## What you should do:
Print the entire listing. Each line must match the original exactly.

## Begin

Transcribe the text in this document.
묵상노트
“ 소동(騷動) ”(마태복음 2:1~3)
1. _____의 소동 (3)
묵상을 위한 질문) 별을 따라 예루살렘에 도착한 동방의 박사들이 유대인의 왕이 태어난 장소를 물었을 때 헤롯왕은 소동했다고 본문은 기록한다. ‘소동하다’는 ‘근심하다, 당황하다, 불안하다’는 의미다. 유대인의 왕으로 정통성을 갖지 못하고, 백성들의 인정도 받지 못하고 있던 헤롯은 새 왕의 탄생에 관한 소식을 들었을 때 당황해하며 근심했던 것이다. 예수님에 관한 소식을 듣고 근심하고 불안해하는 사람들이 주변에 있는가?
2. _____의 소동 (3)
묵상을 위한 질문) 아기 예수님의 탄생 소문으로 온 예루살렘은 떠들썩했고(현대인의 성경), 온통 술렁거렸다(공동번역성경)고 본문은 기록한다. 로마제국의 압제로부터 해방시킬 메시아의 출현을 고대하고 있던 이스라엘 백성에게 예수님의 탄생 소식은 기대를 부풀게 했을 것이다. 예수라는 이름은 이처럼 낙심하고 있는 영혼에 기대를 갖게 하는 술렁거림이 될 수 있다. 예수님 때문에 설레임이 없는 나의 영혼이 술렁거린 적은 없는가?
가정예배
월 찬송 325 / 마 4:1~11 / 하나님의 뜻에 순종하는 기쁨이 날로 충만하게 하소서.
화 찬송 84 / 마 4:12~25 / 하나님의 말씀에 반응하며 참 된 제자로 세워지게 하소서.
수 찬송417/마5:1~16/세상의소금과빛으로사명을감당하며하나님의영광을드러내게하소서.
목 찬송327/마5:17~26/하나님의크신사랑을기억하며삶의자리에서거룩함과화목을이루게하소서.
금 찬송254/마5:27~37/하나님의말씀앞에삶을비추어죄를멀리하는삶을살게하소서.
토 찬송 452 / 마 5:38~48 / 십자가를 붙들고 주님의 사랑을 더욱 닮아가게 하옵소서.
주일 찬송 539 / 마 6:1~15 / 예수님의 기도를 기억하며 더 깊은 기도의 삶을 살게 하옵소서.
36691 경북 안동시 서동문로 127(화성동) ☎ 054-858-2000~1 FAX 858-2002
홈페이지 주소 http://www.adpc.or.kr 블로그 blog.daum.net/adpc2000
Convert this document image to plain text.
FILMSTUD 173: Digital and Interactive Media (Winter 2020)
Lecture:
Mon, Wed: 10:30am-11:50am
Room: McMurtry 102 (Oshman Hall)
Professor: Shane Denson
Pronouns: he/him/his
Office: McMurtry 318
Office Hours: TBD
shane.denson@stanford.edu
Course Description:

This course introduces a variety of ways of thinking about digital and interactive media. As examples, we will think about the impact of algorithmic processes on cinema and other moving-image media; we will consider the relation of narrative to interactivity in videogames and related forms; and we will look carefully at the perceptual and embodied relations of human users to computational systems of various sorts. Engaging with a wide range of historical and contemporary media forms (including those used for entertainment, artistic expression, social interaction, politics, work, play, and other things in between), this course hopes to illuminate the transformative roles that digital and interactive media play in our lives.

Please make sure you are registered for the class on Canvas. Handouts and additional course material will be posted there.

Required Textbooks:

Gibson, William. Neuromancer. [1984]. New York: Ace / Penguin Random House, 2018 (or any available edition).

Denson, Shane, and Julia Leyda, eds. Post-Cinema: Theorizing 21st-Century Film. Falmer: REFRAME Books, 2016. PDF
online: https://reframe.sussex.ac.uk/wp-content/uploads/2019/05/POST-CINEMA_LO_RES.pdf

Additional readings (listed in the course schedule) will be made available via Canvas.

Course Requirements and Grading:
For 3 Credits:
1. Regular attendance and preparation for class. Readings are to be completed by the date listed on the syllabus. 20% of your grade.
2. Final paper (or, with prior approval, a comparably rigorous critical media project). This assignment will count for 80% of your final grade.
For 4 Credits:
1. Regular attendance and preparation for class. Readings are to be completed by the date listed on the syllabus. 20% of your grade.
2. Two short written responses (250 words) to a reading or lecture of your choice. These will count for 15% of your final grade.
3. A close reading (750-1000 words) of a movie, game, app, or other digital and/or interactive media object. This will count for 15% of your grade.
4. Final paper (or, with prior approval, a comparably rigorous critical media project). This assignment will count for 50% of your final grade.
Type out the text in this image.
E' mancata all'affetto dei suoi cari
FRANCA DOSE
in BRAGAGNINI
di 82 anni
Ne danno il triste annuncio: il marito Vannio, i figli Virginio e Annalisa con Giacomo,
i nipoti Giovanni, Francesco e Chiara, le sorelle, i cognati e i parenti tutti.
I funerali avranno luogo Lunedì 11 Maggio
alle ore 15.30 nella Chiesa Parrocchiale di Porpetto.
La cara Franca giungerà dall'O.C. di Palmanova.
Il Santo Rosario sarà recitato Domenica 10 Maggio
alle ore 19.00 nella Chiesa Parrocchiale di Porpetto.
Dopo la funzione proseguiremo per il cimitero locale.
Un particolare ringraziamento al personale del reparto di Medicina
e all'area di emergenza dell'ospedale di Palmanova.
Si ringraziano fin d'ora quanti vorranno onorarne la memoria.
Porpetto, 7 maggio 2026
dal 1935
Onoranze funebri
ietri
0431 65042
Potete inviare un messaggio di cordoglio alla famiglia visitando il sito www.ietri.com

## End

## Task response:
Transcribe the text in this document.
묵상노트
“ 소동(騷動) ”(마태복음 2:1~3)
1. _____의 소동 (3)
묵상을 위한 질문) 별을 따라 예루살렘에 도착한 동방의 박사들이 유대인의 왕이 태어난 장소를 물었을 때 헤롯왕은 소동했다고 본문은 기록한다. ‘소동하다’는 ‘근심하다, 당황하다, 불안하다’는 의미다. 유대인의 왕으로 정통성을 갖지 못하고, 백성들의 인정도 받지 못하고 있던 헤롯은 새 왕의 탄생에 관한 소식을 들었을 때 당황해하며 근심했던 것이다. 예수님에 관한 소식을 듣고 근심하고 불안해하는 사람들이 주변에 있는가?
2. _____의 소동 (3)
묵상을 위한 질문) 아기 예수님의 탄생 소문으로 온 예루살렘은 떠들썩했고(현대인의 성경), 온통 술렁거렸다(공동번역성경)고 본문은 기록한다. 로마제국의 압제로부터 해방시킬 메시아의 출현을 고대하고 있던 이스라엘 백성에게 예수님의 탄생 소식은 기대를 부풀게 했을 것이다. 예수라는 이름은 이처럼 낙심하고 있는 영혼에 기대를 갖게 하는 술렁거림이 될 수 있다. 예수님 때문에 설레임이 없는 나의 영혼이 술렁거린 적은 없는가?
가정예배
월 찬송 325 / 마 4:1~11 / 하나님의 뜻에 순종하는 기쁨이 날로 충만하게 하소서.
화 찬송 84 / 마 4:12~25 / 하나님의 말씀에 반응하며 참 된 제자로 세워지게 하소서.
수 찬송417/마5:1~16/세상의소금과빛으로사명을감당하며하나님의영광을드러내게하소서.
목 찬송327/마5:17~26/하나님의크신사랑을기억하며삶의자리에서거룩함과화목을이루게하소서.
금 찬송254/마5:27~37/하나님의말씀앞에삶을비추어죄를멀리하는삶을살게하소서.
토 찬송 452 / 마 5:38~48 / 십자가를 붙들고 주님의 사랑을 더욱 닮아가게 하옵소서.
주일 찬송 539 / 마 6:1~15 / 예수님의 기도를 기억하며 더 깊은 기도의 삶을 살게 하옵소서.
36691 경북 안동시 서동문로 127(화성동) ☎ 054-858-2000~1 FAX 858-2002
홈페이지 주소 http://www.adpc.or.kr 블로그 blog.daum.net/adpc2000
Convert this document image to plain text.
FILMSTUD 173: Digital and Interactive Media (Winter 2020)
Lecture:
Mon, Wed: 10:30am-11:50am
Room: McMurtry 102 (Oshman Hall)
Professor: Shane Denson
Pronouns: he/him/his
Office: McMurtry 318
Office Hours: TBD
shane.denson@stanford.edu
Course Description:

This course introduces a variety of ways of thinking about digital and interactive media. As examples, we will think about the impact of algorithmic processes on cinema and other moving-image media; we will consider the relation of narrative to interactivity in videogames and related forms; and we will look carefully at the perceptual and embodied relations of human users to computational systems of various sorts. Engaging with a wide range of historical and contemporary media forms (including those used for entertainment, artistic expression, social interaction, politics, work, play, and other things in between), this course hopes to illuminate the transformative roles that digital and interactive media play in our lives.

Please make sure you are registered for the class on Canvas. Handouts and additional course material will be posted there.

Required Textbooks:

Gibson, William. Neuromancer. [1984]. New York: Ace / Penguin Random House, 2018 (or any available edition).

Denson, Shane, and Julia Leyda, eds. Post-Cinema: Theorizing 21st-Century Film. Falmer: REFRAME Books, 2016. PDF
online: https://reframe.sussex.ac.uk/wp-content/uploads/2019/05/POST-CINEMA_LO_RES.pdf

Additional readings (listed in the course schedule) will be made available via Canvas.

Course Requirements and Grading:
For 3 Credits:
1. Regular attendance and preparation for class. Readings are to be completed by the date listed on the syllabus. 20% of your grade.
2. Final paper (or, with prior approval, a comparably rigorous critical media project). This assignment will count for 80% of your final grade.
For 4 Credits:
1. Regular attendance and preparation for class. Readings are to be completed by the date listed on the syllabus. 20% of your grade.
2. Two short written responses (250 words) to a reading or lecture of your choice. These will count for 15% of your final grade.
3. A close reading (750-1000 words) of a movie, game, app, or other digital and/or interactive media object. This will count for 15% of your grade.
4. Final paper (or, with prior approval, a comparably rigorous critical media project). This assignment will count for 50% of your final grade.
Type out the text in this image.
E' mancata all'affetto dei suoi cari
FRANCA DOSE
in BRAGAGNINI
di 82 anni
Ne danno il triste annuncio: il marito Vannio, i figli Virginio e Annalisa con Giacomo,
i nipoti Giovanni, Francesco e Chiara, le sorelle, i cognati e i parenti tutti.
I funerali avranno luogo Lunedì 11 Maggio
alle ore 15.30 nella Chiesa Parrocchiale di Porpetto.
La cara Franca giungerà dall'O.C. di Palmanova.
Il Santo Rosario sarà recitato Domenica 10 Maggio
alle ore 19.00 nella Chiesa Parrocchiale di Porpetto.
Dopo la funzione proseguiremo per il cimitero locale.
Un particolare ringraziamento al personale del reparto di Medicina
e all'area di emergenza dell'ospedale di Palmanova.
Si ringraziano fin d'ora quanti vorranno onorarne la memoria.
Porpetto, 7 maggio 2026
dal 1935
Onoranze funebri
ietri
0431 65042
Potete inviare un messaggio di cordoglio alla famiglia visitando il sito www.ietri.com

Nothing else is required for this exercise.